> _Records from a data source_
START

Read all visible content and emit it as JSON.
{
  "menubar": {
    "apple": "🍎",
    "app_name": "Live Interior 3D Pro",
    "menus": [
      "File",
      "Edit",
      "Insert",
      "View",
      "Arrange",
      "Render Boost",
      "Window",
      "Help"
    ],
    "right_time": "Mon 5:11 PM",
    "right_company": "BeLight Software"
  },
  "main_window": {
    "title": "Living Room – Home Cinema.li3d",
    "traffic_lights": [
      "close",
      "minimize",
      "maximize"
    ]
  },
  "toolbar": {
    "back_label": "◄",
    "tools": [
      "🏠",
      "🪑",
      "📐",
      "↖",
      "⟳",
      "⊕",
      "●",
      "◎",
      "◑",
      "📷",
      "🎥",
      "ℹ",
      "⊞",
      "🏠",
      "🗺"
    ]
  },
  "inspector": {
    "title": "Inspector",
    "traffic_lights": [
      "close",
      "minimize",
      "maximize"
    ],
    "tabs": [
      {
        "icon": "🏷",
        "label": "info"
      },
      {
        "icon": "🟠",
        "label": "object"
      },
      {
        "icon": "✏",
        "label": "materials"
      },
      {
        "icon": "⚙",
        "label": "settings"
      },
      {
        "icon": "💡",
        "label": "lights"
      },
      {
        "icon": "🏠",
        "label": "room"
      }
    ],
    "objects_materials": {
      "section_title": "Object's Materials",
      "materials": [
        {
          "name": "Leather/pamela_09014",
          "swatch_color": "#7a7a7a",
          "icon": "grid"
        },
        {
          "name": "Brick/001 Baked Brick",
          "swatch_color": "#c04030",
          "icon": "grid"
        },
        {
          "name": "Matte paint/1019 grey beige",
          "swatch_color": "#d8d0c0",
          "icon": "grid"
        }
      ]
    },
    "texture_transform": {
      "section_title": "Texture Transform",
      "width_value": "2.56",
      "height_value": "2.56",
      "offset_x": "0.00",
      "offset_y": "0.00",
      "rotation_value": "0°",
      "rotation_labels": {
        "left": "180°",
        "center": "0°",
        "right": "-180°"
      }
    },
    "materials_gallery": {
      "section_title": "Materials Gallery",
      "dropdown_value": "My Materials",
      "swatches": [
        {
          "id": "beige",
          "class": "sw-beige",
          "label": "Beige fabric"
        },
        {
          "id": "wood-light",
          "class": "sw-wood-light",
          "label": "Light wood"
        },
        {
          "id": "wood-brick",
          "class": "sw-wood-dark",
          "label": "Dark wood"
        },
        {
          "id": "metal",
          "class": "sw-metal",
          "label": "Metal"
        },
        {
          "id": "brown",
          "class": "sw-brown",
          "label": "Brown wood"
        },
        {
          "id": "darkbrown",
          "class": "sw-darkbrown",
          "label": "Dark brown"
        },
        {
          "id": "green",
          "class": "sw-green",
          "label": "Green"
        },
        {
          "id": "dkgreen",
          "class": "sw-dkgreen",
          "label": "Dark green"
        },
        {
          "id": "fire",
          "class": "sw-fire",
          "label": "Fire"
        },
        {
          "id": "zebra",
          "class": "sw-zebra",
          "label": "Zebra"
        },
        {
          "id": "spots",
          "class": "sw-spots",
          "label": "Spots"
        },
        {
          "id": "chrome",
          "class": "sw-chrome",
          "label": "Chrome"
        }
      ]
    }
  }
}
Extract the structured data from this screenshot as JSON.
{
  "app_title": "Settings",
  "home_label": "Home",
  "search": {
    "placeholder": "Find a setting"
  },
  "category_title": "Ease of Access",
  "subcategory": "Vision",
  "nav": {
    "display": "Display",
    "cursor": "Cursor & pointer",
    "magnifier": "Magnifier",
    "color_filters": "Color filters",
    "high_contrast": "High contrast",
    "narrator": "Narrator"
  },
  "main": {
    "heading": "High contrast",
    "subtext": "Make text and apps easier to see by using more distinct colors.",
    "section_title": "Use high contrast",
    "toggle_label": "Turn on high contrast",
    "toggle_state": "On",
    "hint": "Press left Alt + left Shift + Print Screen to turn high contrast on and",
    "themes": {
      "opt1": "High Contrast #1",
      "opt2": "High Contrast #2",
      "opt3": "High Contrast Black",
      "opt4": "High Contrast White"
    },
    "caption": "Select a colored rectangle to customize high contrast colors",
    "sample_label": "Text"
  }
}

END

> _SET EXERCISE_
From the records above, extract every line exactly as it stands.

> _FINAL ANSWER_
Read all visible content and emit it as JSON.
{
  "menubar": {
    "apple": "🍎",
    "app_name": "Live Interior 3D Pro",
    "menus": [
      "File",
      "Edit",
      "Insert",
      "View",
      "Arrange",
      "Render Boost",
      "Window",
      "Help"
    ],
    "right_time": "Mon 5:11 PM",
    "right_company": "BeLight Software"
  },
  "main_window": {
    "title": "Living Room – Home Cinema.li3d",
    "traffic_lights": [
      "close",
      "minimize",
      "maximize"
    ]
  },
  "toolbar": {
    "back_label": "◄",
    "tools": [
      "🏠",
      "🪑",
      "📐",
      "↖",
      "⟳",
      "⊕",
      "●",
      "◎",
      "◑",
      "📷",
      "🎥",
      "ℹ",
      "⊞",
      "🏠",
      "🗺"
    ]
  },
  "inspector": {
    "title": "Inspector",
    "traffic_lights": [
      "close",
      "minimize",
      "maximize"
    ],
    "tabs": [
      {
        "icon": "🏷",
        "label": "info"
      },
      {
        "icon": "🟠",
        "label": "object"
      },
      {
        "icon": "✏",
        "label": "materials"
      },
      {
        "icon": "⚙",
        "label": "settings"
      },
      {
        "icon": "💡",
        "label": "lights"
      },
      {
        "icon": "🏠",
        "label": "room"
      }
    ],
    "objects_materials": {
      "section_title": "Object's Materials",
      "materials": [
        {
          "name": "Leather/pamela_09014",
          "swatch_color": "#7a7a7a",
          "icon": "grid"
        },
        {
          "name": "Brick/001 Baked Brick",
          "swatch_color": "#c04030",
          "icon": "grid"
        },
        {
          "name": "Matte paint/1019 grey beige",
          "swatch_color": "#d8d0c0",
          "icon": "grid"
        }
      ]
    },
    "texture_transform": {
      "section_title": "Texture Transform",
      "width_value": "2.56",
      "height_value": "2.56",
      "offset_x": "0.00",
      "offset_y": "0.00",
      "rotation_value": "0°",
      "rotation_labels": {
        "left": "180°",
        "center": "0°",
        "right": "-180°"
      }
    },
    "materials_gallery": {
      "section_title": "Materials Gallery",
      "dropdown_value": "My Materials",
      "swatches": [
        {
          "id": "beige",
          "class": "sw-beige",
          "label": "Beige fabric"
        },
        {
          "id": "wood-light",
          "class": "sw-wood-light",
          "label": "Light wood"
        },
        {
          "id": "wood-brick",
          "class": "sw-wood-dark",
          "label": "Dark wood"
        },
        {
          "id": "metal",
          "class": "sw-metal",
          "label": "Metal"
        },
        {
          "id": "brown",
          "class": "sw-brown",
          "label": "Brown wood"
        },
        {
          "id": "darkbrown",
          "class": "sw-darkbrown",
          "label": "Dark brown"
        },
        {
          "id": "green",
          "class": "sw-green",
          "label": "Green"
        },
        {
          "id": "dkgreen",
          "class": "sw-dkgreen",
          "label": "Dark green"
        },
        {
          "id": "fire",
          "class": "sw-fire",
          "label": "Fire"
        },
        {
          "id": "zebra",
          "class": "sw-zebra",
          "label": "Zebra"
        },
        {
          "id": "spots",
          "class": "sw-spots",
          "label": "Spots"
        },
        {
          "id": "chrome",
          "class": "sw-chrome",
          "label": "Chrome"
        }
      ]
    }
  }
}
Extract the structured data from this screenshot as JSON.
{
  "app_title": "Settings",
  "home_label": "Home",
  "search": {
    "placeholder": "Find a setting"
  },
  "category_title": "Ease of Access",
  "subcategory": "Vision",
  "nav": {
    "display": "Display",
    "cursor": "Cursor & pointer",
    "magnifier": "Magnifier",
    "color_filters": "Color filters",
    "high_contrast": "High contrast",
    "narrator": "Narrator"
  },
  "main": {
    "heading": "High contrast",
    "subtext": "Make text and apps easier to see by using more distinct colors.",
    "section_title": "Use high contrast",
    "toggle_label": "Turn on high contrast",
    "toggle_state": "On",
    "hint": "Press left Alt + left Shift + Print Screen to turn high contrast on and",
    "themes": {
      "opt1": "High Contrast #1",
      "opt2": "High Contrast #2",
      "opt3": "High Contrast Black",
      "opt4": "High Contrast White"
    },
    "caption": "Select a colored rectangle to customize high contrast colors",
    "sample_label": "Text"
  }
}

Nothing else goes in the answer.